WHAT IS EXPECTED
Restate all of the data exactly.

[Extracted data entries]

____________________

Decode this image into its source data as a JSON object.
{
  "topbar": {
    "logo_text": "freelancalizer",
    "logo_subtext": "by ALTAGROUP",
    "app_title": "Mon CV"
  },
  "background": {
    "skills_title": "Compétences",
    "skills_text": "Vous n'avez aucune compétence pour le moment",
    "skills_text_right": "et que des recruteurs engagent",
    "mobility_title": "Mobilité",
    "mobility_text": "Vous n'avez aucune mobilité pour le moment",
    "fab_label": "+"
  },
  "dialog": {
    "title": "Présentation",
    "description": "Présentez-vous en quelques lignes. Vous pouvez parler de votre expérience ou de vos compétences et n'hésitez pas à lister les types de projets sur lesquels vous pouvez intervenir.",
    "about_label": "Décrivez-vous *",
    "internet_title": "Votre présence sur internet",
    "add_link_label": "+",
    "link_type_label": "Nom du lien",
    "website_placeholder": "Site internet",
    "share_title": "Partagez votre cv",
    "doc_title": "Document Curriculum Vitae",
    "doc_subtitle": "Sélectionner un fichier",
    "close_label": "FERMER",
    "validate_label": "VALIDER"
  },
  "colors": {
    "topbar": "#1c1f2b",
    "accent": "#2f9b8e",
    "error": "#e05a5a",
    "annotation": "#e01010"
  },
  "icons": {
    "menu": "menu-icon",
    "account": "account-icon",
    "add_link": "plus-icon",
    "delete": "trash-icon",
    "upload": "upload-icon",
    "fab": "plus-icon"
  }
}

____________________

RESULT OF THE TASK
Decode this image into its source data as a JSON object.
{
  "topbar": {
    "logo_text": "freelancalizer",
    "logo_subtext": "by ALTAGROUP",
    "app_title": "Mon CV"
  },
  "background": {
    "skills_title": "Compétences",
    "skills_text": "Vous n'avez aucune compétence pour le moment",
    "skills_text_right": "et que des recruteurs engagent",
    "mobility_title": "Mobilité",
    "mobility_text": "Vous n'avez aucune mobilité pour le moment",
    "fab_label": "+"
  },
  "dialog": {
    "title": "Présentation",
    "description": "Présentez-vous en quelques lignes. Vous pouvez parler de votre expérience ou de vos compétences et n'hésitez pas à lister les types de projets sur lesquels vous pouvez intervenir.",
    "about_label": "Décrivez-vous *",
    "internet_title": "Votre présence sur internet",
    "add_link_label": "+",
    "link_type_label": "Nom du lien",
    "website_placeholder": "Site internet",
    "share_title": "Partagez votre cv",
    "doc_title": "Document Curriculum Vitae",
    "doc_subtitle": "Sélectionner un fichier",
    "close_label": "FERMER",
    "validate_label": "VALIDER"
  },
  "colors": {
    "topbar": "#1c1f2b",
    "accent": "#2f9b8e",
    "error": "#e05a5a",
    "annotation": "#e01010"
  },
  "icons": {
    "menu": "menu-icon",
    "account": "account-icon",
    "add_link": "plus-icon",
    "delete": "trash-icon",
    "upload": "upload-icon",
    "fab": "plus-icon"
  }
}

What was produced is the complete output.